TASK INSTRUCTIONS => Across the entries below, how many lines contain the string "What"? Give only the count.

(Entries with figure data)
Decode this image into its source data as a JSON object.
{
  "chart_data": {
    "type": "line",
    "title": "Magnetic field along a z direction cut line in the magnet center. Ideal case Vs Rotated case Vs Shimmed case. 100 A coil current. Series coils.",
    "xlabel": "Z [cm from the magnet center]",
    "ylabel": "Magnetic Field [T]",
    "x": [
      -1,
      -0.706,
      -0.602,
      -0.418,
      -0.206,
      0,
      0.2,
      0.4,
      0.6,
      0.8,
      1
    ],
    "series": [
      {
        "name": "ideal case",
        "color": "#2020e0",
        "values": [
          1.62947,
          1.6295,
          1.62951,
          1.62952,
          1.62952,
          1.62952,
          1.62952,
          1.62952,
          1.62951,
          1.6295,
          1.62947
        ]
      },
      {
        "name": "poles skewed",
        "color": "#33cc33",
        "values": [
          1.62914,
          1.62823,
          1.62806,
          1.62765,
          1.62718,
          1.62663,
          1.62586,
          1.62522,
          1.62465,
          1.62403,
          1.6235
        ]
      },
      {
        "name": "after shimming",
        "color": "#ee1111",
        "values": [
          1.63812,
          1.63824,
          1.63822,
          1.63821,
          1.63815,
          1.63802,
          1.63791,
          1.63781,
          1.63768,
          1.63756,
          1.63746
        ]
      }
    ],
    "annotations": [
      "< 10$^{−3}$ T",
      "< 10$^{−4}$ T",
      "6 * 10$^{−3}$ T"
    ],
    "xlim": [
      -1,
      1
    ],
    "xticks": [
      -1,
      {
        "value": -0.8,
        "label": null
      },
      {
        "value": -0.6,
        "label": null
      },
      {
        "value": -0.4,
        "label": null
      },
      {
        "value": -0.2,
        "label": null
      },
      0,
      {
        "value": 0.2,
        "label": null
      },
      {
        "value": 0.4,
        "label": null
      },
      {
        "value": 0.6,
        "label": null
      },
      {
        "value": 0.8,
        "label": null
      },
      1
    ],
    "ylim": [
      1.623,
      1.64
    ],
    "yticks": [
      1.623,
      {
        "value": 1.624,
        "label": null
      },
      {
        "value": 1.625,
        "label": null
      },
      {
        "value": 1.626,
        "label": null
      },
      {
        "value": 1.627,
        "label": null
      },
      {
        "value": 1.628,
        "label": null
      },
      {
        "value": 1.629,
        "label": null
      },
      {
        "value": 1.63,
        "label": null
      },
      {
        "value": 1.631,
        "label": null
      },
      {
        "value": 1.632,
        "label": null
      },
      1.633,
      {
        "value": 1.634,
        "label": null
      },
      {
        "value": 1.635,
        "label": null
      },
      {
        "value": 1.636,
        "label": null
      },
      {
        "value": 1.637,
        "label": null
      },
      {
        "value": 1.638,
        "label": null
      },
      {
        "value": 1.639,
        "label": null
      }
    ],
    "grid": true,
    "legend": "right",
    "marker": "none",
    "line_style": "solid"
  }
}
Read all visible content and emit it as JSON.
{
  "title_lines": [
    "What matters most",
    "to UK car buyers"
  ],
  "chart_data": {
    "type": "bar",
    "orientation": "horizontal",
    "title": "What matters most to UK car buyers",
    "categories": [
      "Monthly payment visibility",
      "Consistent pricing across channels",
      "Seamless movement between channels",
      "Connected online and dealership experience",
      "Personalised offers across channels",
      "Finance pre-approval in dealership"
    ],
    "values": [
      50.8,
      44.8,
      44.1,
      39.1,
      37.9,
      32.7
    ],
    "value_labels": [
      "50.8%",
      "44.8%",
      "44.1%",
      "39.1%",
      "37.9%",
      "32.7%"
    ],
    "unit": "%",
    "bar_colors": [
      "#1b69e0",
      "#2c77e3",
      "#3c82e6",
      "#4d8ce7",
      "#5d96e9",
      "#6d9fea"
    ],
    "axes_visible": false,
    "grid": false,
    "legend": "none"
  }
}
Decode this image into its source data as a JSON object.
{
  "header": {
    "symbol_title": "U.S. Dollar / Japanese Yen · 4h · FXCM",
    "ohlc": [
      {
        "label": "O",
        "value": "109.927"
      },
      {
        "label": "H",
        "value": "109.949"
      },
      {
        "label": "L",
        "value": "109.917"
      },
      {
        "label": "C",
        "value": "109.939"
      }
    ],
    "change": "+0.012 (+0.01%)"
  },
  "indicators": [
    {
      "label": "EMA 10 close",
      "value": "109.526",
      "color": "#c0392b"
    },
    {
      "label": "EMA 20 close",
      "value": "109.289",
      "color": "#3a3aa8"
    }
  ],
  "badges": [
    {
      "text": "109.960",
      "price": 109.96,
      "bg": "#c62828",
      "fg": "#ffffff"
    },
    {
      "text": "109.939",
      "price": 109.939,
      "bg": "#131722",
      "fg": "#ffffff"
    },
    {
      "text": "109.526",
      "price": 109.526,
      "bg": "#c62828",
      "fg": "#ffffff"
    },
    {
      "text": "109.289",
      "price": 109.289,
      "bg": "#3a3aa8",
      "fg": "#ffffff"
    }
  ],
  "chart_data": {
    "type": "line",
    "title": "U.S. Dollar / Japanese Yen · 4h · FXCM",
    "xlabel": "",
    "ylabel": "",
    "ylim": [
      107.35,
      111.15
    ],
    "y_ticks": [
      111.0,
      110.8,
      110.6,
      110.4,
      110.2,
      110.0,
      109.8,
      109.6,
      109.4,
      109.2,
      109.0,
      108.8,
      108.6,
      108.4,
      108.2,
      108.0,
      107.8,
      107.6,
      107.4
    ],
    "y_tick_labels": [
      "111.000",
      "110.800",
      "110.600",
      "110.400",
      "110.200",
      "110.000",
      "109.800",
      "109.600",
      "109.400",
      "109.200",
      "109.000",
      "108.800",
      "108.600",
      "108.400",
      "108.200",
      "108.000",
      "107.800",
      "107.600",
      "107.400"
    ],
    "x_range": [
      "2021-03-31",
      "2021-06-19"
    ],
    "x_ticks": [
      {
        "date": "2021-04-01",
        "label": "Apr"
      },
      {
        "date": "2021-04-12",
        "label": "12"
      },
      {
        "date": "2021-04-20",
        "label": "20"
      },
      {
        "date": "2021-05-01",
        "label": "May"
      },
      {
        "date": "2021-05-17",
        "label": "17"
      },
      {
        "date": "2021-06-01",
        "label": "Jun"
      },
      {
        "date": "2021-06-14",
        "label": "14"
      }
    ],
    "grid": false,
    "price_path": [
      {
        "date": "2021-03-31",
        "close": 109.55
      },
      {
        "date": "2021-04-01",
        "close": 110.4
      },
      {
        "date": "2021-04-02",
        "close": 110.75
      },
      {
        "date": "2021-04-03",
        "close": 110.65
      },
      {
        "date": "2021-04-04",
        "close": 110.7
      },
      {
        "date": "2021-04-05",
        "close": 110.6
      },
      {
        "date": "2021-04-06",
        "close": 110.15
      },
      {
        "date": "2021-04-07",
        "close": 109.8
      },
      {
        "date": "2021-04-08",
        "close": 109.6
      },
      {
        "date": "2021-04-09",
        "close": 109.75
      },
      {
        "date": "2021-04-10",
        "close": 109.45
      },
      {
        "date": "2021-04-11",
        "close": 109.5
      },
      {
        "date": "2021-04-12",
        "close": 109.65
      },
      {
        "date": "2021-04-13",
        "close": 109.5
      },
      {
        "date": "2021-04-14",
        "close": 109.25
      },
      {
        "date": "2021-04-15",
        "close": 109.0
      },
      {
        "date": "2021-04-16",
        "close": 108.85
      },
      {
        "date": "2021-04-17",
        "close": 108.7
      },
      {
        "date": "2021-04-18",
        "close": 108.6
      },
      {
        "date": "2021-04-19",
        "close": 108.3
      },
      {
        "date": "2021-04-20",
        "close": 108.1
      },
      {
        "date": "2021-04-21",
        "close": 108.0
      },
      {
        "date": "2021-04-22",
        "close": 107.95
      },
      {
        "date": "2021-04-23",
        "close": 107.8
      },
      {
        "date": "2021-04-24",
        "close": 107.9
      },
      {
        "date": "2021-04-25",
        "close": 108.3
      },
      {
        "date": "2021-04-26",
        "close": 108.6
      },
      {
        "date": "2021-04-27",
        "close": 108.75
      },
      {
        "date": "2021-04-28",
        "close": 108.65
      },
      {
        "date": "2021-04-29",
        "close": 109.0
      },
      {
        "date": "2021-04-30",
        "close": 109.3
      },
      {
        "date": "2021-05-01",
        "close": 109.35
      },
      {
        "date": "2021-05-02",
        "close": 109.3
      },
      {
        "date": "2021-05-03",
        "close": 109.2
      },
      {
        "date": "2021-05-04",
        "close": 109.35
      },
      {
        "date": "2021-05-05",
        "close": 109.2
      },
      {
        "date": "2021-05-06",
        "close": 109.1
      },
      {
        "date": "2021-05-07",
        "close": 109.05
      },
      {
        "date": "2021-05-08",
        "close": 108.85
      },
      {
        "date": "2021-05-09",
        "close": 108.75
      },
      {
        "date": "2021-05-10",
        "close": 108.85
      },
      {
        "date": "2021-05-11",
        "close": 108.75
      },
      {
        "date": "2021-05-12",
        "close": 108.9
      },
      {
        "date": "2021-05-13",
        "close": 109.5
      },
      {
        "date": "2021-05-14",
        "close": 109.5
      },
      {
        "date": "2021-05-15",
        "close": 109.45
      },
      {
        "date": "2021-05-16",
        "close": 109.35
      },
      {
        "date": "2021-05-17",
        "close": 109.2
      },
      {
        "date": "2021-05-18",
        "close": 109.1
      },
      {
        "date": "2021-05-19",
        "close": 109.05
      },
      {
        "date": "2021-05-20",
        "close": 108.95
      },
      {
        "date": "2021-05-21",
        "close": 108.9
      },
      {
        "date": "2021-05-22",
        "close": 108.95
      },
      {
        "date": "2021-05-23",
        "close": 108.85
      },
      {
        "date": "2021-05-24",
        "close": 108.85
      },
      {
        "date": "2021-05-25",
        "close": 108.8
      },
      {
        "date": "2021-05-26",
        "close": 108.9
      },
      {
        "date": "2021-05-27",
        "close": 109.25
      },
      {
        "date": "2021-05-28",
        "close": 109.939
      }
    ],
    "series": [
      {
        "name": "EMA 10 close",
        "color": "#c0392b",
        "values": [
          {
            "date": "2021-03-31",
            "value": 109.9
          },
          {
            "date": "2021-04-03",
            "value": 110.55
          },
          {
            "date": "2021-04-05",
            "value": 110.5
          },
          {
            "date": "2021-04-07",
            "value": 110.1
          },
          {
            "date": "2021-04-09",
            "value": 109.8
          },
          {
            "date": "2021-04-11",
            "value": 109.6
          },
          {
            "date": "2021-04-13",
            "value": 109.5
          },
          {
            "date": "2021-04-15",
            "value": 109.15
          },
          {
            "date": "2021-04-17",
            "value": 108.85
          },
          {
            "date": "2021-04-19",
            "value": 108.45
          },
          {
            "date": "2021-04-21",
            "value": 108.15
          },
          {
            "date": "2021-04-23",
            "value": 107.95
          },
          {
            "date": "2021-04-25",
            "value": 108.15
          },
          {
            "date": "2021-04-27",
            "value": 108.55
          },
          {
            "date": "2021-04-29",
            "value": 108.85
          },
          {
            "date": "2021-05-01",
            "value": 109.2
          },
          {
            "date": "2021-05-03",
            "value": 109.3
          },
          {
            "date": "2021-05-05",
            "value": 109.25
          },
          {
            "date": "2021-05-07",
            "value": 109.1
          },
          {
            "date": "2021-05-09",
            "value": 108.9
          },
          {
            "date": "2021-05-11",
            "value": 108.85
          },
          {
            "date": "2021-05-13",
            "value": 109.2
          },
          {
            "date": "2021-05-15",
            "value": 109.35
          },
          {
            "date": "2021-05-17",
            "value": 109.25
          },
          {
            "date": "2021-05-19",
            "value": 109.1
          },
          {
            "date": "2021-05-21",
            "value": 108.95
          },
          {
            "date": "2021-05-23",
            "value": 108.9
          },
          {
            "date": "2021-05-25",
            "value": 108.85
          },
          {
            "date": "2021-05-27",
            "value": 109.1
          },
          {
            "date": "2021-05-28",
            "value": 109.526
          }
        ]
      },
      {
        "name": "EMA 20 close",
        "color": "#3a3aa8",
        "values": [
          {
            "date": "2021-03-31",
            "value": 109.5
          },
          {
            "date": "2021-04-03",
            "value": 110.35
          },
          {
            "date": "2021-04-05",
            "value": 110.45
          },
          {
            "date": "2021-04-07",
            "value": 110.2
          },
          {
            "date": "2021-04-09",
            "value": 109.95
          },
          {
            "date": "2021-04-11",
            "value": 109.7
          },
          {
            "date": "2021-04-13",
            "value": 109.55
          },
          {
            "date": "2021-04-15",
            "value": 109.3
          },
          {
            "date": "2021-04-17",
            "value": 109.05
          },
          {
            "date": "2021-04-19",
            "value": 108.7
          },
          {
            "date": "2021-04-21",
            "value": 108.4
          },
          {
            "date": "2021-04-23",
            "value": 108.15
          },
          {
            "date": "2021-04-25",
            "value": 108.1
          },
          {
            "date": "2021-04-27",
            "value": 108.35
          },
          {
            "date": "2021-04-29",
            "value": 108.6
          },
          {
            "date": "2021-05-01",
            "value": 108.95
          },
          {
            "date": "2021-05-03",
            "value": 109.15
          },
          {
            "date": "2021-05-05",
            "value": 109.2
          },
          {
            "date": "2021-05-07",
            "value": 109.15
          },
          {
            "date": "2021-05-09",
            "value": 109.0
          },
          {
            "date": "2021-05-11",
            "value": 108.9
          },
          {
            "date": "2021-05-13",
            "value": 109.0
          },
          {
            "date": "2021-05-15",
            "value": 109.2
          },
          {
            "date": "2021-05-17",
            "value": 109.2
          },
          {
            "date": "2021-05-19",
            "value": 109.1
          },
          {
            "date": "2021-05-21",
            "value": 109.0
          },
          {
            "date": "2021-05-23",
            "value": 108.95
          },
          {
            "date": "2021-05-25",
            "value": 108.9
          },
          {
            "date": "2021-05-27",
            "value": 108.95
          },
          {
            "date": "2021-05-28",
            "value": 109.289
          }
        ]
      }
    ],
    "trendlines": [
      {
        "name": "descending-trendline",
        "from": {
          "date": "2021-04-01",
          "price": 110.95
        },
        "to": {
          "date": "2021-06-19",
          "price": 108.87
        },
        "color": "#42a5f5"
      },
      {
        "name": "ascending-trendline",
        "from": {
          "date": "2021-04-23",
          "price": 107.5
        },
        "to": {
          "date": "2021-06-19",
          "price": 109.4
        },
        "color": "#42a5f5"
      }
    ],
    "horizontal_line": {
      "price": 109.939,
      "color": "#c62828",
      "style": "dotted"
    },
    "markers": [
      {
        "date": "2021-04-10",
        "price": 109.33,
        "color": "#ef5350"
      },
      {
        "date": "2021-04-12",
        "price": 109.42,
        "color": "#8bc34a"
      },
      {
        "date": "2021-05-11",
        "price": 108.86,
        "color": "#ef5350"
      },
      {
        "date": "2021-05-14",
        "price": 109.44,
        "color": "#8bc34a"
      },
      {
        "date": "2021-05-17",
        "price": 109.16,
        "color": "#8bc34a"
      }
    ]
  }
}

RESPONSE FOR THIS EXERCISE => 2